[Records from a collection of figures]
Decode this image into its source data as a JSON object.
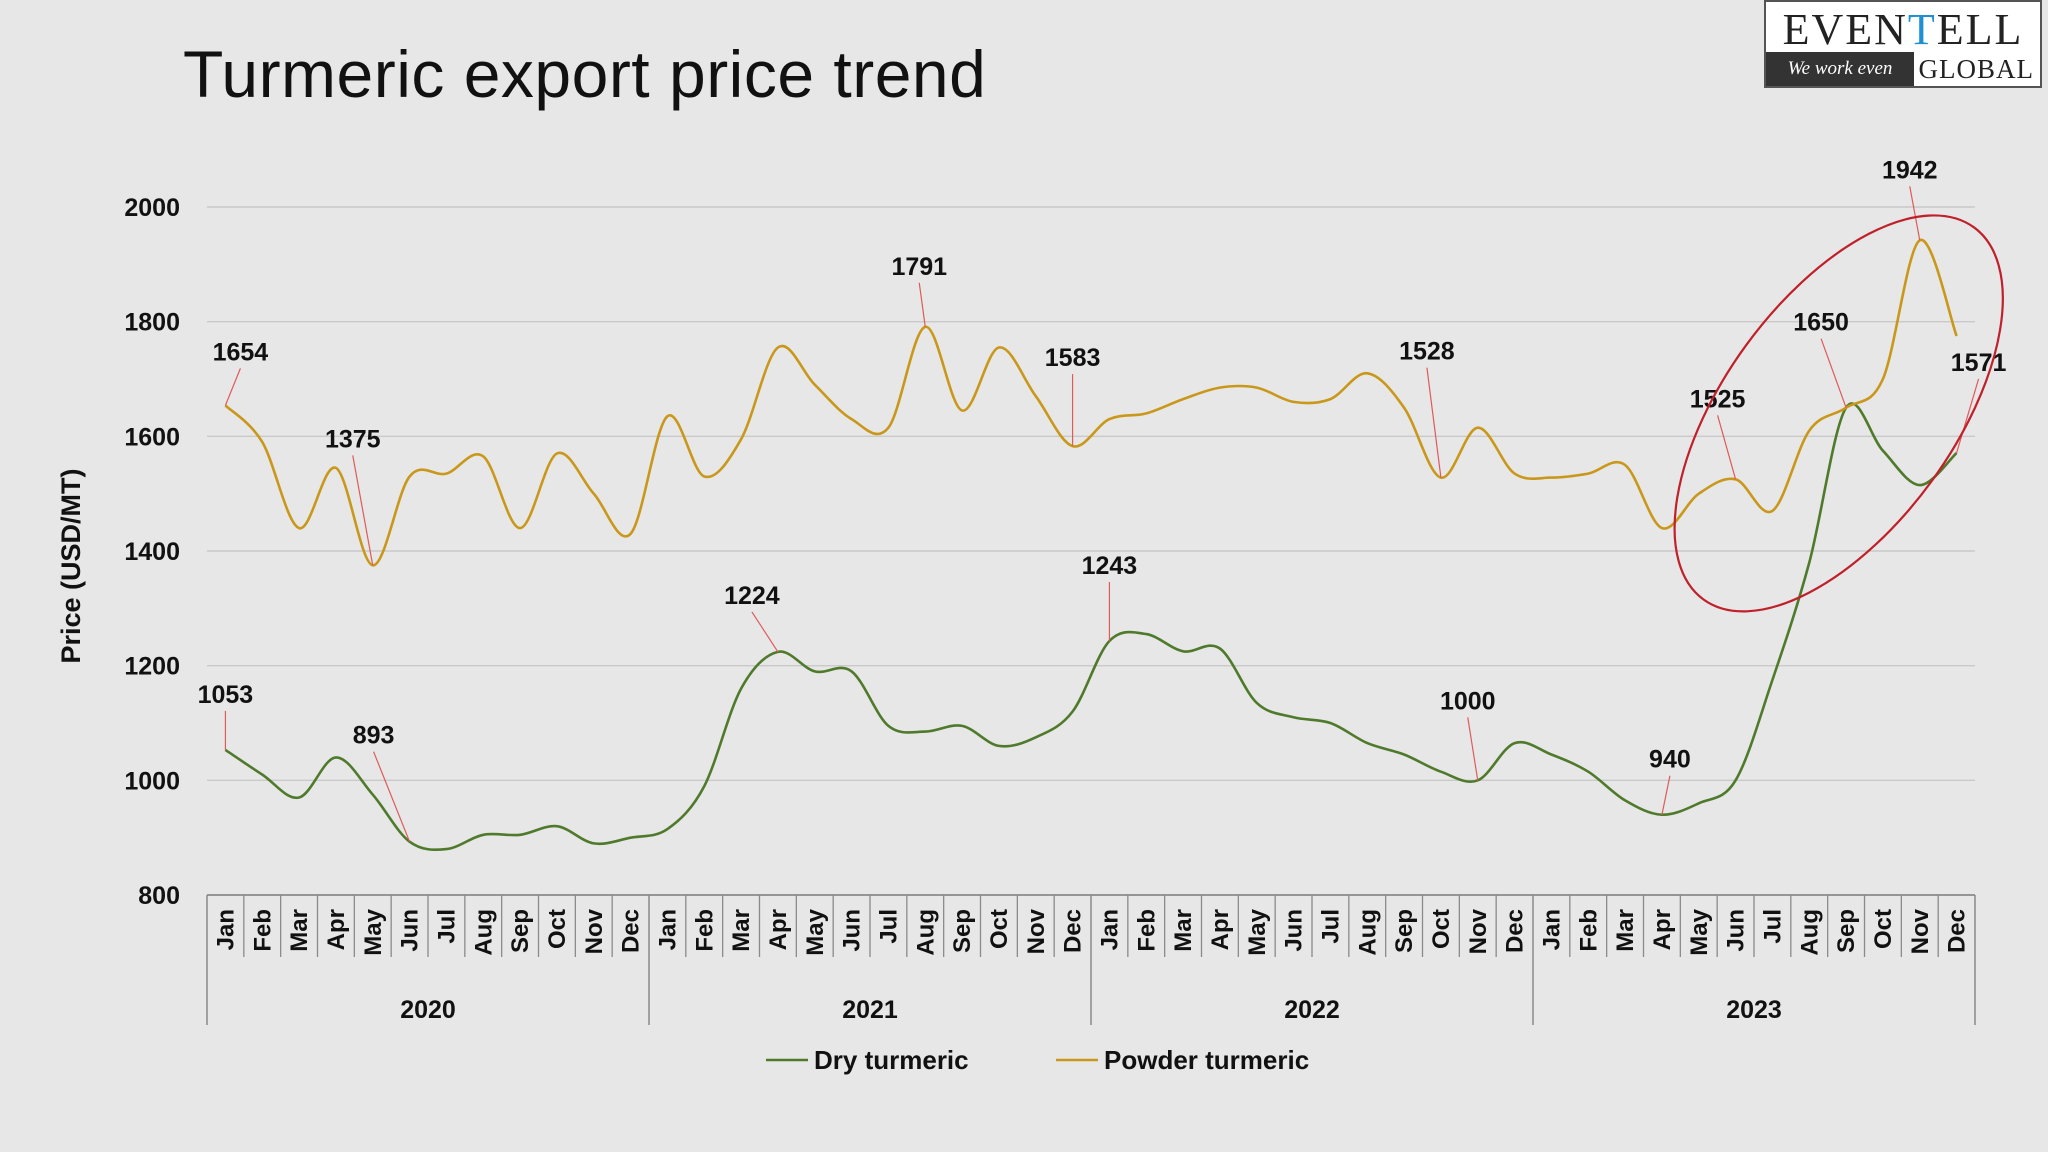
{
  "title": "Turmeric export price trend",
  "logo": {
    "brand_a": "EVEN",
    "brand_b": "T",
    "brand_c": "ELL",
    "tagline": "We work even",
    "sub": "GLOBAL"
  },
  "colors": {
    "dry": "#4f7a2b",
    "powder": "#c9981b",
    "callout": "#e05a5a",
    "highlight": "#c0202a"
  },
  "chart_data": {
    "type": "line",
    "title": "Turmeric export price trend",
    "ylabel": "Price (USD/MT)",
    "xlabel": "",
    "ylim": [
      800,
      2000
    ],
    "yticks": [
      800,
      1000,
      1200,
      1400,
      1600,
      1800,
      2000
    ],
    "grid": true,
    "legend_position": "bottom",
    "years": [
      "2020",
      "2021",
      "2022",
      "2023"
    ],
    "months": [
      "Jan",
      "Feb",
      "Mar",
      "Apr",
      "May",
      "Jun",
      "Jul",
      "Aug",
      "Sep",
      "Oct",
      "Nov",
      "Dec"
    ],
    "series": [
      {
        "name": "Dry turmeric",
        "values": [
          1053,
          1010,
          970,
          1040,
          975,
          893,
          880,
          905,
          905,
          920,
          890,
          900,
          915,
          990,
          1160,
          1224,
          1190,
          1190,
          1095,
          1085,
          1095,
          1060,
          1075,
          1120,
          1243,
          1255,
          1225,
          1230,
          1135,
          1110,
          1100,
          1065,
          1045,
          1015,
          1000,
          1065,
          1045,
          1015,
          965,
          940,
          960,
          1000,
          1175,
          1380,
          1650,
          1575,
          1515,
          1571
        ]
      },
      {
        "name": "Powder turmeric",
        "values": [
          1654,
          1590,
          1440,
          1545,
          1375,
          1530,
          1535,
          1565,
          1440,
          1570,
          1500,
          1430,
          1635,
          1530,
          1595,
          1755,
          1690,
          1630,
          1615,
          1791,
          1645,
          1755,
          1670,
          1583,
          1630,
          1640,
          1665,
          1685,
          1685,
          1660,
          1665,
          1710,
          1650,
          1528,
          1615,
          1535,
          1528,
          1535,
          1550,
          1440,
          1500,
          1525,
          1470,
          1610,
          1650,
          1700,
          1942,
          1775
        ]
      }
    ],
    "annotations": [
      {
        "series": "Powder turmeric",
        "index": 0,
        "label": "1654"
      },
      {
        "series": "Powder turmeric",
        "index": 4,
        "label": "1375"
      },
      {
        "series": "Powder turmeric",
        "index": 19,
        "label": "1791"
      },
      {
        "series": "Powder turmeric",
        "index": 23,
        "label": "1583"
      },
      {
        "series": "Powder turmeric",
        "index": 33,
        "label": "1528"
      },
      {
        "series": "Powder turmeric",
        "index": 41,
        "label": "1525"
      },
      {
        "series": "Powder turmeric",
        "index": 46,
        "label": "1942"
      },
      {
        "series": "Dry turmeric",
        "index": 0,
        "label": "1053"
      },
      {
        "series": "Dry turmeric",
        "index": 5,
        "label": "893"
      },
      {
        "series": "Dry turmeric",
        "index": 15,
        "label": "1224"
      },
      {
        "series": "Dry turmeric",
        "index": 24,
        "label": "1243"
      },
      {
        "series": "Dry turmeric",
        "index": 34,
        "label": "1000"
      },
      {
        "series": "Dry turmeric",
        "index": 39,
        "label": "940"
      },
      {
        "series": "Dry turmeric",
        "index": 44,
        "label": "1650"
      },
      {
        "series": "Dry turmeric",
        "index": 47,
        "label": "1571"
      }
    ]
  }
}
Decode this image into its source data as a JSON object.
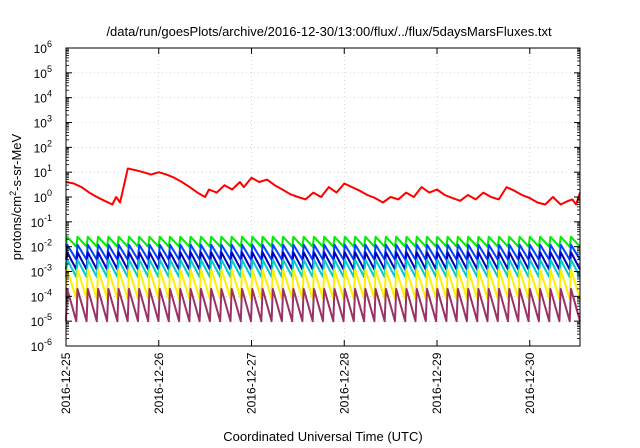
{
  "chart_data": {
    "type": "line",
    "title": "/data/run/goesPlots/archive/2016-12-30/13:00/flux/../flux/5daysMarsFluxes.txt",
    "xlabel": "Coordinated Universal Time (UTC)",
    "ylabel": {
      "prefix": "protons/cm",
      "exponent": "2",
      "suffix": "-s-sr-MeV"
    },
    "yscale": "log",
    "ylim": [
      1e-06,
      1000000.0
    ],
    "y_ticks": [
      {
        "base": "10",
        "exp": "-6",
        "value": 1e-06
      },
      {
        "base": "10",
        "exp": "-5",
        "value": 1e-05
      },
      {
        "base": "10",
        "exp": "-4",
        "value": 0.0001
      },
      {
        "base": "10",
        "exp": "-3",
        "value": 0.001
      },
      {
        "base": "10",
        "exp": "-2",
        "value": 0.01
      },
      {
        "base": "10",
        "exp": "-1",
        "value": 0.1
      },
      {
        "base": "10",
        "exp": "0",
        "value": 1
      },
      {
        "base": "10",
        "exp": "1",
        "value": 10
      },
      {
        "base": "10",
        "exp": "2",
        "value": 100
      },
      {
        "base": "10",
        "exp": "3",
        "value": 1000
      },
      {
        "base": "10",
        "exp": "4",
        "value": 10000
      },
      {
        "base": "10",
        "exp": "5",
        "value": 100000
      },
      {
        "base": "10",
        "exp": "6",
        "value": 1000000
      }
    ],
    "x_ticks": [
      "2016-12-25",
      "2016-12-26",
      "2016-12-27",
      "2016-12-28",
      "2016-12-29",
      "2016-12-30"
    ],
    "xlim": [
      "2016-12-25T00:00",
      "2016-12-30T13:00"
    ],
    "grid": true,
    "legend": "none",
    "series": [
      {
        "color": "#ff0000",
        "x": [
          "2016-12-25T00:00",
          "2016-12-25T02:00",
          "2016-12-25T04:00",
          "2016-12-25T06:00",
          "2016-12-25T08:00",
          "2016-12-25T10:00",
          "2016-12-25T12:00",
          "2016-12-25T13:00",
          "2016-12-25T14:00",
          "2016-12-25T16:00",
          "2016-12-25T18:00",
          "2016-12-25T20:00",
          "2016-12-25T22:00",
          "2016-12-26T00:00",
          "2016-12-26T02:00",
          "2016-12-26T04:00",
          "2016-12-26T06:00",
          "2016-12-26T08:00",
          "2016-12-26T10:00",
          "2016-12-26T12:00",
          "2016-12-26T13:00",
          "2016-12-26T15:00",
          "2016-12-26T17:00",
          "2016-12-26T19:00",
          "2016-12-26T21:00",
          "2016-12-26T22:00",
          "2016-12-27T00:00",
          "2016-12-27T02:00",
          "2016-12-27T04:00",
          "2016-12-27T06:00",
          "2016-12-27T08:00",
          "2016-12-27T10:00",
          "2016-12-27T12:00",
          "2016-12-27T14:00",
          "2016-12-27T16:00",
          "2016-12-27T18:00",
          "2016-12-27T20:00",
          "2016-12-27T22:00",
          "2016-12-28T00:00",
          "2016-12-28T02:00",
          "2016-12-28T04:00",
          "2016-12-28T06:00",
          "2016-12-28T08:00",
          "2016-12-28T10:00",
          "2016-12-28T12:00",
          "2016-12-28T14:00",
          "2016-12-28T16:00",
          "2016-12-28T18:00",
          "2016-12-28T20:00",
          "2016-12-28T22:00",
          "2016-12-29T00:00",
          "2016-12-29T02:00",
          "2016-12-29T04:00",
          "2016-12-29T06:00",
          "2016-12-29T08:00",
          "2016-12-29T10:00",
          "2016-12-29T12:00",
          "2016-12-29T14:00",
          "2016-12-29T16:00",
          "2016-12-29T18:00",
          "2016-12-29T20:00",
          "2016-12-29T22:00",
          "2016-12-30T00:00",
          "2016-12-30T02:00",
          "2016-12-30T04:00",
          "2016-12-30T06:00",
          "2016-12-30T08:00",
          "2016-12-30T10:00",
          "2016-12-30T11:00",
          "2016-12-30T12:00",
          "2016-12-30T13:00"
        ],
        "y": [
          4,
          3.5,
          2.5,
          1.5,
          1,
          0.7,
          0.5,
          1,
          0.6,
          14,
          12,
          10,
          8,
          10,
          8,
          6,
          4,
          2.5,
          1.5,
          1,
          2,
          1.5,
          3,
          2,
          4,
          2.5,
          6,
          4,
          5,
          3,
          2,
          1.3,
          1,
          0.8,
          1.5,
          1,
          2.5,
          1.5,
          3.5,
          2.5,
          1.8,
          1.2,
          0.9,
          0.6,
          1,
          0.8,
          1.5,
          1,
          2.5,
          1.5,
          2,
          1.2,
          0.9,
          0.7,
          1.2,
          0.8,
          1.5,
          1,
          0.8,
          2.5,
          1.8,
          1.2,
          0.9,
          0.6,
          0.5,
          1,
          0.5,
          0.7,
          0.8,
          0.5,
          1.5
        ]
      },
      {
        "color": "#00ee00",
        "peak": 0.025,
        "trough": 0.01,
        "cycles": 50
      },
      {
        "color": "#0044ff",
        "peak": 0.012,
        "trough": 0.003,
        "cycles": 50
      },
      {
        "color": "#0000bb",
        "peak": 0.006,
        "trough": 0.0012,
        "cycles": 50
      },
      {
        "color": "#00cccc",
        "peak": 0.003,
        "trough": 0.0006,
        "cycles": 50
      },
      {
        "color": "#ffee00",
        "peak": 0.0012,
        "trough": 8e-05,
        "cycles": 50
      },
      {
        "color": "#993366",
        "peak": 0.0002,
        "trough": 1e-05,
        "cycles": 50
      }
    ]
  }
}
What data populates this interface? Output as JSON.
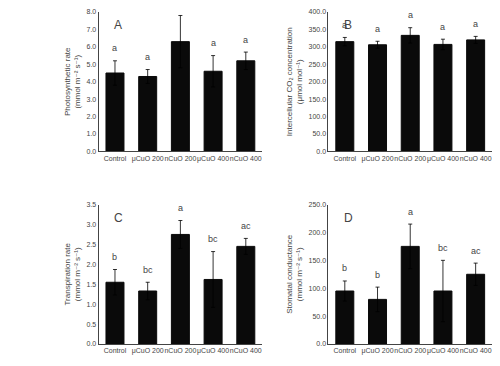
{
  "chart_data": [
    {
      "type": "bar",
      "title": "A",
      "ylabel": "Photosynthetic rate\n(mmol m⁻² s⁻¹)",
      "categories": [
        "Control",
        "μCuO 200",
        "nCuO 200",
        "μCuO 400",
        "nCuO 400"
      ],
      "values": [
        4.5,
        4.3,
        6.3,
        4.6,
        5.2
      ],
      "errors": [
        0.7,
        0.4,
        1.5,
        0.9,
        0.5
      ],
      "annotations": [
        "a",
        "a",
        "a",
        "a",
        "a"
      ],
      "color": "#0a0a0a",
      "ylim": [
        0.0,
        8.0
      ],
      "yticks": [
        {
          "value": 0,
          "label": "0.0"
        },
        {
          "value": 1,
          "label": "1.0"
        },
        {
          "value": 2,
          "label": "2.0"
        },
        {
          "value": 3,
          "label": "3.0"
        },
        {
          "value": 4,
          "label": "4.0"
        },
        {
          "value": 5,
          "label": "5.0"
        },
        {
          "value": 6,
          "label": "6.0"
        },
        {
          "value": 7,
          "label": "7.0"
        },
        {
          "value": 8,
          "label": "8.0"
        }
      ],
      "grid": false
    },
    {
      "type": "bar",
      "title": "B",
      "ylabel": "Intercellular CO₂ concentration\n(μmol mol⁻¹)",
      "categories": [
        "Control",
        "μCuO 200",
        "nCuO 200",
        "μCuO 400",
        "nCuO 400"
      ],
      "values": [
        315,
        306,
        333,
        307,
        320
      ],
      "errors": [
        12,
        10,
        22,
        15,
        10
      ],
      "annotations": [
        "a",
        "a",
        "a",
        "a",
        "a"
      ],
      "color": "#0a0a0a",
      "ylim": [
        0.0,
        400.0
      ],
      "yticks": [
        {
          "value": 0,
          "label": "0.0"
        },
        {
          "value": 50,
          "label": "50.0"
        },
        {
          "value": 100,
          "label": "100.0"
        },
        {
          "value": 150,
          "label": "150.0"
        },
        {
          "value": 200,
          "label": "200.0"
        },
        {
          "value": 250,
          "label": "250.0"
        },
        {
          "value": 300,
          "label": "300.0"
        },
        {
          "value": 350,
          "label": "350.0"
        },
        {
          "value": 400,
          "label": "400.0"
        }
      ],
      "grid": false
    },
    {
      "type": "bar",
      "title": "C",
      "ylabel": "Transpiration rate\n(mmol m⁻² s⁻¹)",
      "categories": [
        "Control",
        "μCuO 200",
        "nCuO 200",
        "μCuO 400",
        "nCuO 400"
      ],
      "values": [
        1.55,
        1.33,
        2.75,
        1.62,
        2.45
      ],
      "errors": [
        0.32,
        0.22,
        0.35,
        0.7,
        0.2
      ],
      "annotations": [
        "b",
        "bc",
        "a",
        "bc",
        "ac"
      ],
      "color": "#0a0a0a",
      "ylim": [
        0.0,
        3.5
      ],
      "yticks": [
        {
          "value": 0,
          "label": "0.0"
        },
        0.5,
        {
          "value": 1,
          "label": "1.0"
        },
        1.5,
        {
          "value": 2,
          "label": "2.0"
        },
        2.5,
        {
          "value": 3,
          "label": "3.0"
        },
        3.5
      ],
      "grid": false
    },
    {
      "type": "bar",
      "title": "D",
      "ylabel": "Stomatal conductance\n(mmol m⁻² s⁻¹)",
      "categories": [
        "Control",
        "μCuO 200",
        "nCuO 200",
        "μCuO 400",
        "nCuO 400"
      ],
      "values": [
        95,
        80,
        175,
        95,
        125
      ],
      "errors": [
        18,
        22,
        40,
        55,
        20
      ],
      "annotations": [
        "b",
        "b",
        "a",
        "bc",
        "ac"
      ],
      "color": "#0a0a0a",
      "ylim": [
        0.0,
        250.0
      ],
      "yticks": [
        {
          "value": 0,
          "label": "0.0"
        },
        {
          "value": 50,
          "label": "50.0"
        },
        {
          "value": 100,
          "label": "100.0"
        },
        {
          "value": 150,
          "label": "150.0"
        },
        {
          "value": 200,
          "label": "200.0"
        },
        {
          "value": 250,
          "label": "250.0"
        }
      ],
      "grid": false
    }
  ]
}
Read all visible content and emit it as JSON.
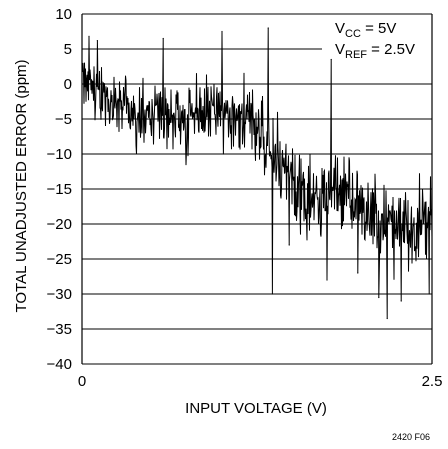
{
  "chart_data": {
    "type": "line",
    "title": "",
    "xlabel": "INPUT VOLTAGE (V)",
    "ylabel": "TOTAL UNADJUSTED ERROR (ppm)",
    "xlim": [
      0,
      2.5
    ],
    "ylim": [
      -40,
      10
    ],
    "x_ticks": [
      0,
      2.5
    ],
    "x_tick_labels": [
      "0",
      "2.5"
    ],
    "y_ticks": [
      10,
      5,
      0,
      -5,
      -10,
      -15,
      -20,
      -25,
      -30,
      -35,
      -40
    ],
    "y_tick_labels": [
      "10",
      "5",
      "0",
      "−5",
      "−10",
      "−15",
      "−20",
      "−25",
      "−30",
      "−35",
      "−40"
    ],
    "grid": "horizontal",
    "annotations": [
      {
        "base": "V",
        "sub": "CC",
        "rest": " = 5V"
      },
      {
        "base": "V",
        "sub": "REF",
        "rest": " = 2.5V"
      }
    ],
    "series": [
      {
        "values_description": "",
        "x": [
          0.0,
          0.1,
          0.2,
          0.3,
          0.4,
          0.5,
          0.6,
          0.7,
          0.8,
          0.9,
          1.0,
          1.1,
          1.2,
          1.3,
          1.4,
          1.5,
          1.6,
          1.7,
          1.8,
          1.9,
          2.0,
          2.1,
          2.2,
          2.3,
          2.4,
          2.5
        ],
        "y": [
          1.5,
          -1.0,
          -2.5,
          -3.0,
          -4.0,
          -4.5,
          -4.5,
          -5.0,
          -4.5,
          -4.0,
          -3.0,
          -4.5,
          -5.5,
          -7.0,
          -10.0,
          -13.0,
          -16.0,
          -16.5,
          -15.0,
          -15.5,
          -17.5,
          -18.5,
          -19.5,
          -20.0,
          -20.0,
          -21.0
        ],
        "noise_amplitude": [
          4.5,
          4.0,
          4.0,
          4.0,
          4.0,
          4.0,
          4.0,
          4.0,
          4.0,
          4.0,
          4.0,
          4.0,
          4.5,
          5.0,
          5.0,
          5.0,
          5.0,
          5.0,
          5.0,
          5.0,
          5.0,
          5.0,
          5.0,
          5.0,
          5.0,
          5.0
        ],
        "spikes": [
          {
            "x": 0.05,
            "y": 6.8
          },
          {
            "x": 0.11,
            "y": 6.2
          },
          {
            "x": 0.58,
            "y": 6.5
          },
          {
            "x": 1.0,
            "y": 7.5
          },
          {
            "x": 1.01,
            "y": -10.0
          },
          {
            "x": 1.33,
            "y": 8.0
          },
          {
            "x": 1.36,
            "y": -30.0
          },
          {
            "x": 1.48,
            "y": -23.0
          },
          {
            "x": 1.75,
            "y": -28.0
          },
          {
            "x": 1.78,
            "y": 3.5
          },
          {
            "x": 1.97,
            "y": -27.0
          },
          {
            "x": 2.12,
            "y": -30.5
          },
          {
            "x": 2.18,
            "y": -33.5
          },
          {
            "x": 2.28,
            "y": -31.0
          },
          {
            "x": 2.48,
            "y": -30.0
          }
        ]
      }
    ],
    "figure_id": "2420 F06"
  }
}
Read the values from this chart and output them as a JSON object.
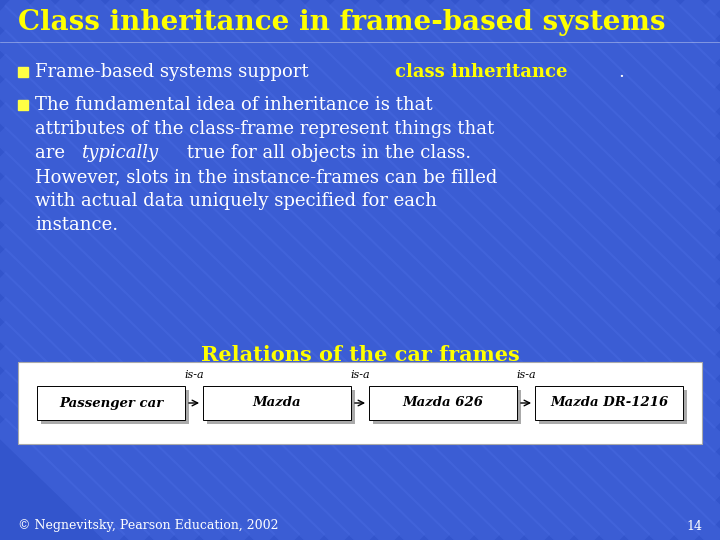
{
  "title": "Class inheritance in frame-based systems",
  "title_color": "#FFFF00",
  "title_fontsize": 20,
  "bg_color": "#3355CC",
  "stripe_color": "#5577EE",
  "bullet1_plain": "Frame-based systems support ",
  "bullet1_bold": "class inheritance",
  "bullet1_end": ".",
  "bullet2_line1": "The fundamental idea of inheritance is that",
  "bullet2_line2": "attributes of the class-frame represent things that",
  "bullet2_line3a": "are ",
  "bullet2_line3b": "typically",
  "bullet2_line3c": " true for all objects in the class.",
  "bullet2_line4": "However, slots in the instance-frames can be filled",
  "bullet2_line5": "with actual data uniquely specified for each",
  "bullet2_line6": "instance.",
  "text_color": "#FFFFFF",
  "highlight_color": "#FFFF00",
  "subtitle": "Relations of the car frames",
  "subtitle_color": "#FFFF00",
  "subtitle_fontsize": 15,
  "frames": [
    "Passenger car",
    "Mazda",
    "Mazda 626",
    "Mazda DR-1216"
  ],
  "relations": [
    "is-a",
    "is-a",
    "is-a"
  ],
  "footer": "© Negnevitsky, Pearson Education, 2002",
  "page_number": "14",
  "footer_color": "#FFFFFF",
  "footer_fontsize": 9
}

Written request: Take the line that contains "Read the values" and every line after it to the end of the records above; quote them exactly, leaving out the pictures.

Completed task:
Read the values from this chart and output them as a JSON object.
{
  "title": "Class inheritance in frame-based systems",
  "title_color": "#FFFF00",
  "title_fontsize": 20,
  "bg_color": "#3355CC",
  "stripe_color": "#5577EE",
  "bullet1_plain": "Frame-based systems support ",
  "bullet1_bold": "class inheritance",
  "bullet1_end": ".",
  "bullet2_line1": "The fundamental idea of inheritance is that",
  "bullet2_line2": "attributes of the class-frame represent things that",
  "bullet2_line3a": "are ",
  "bullet2_line3b": "typically",
  "bullet2_line3c": " true for all objects in the class.",
  "bullet2_line4": "However, slots in the instance-frames can be filled",
  "bullet2_line5": "with actual data uniquely specified for each",
  "bullet2_line6": "instance.",
  "text_color": "#FFFFFF",
  "highlight_color": "#FFFF00",
  "subtitle": "Relations of the car frames",
  "subtitle_color": "#FFFF00",
  "subtitle_fontsize": 15,
  "frames": [
    "Passenger car",
    "Mazda",
    "Mazda 626",
    "Mazda DR-1216"
  ],
  "relations": [
    "is-a",
    "is-a",
    "is-a"
  ],
  "footer": "© Negnevitsky, Pearson Education, 2002",
  "page_number": "14",
  "footer_color": "#FFFFFF",
  "footer_fontsize": 9
}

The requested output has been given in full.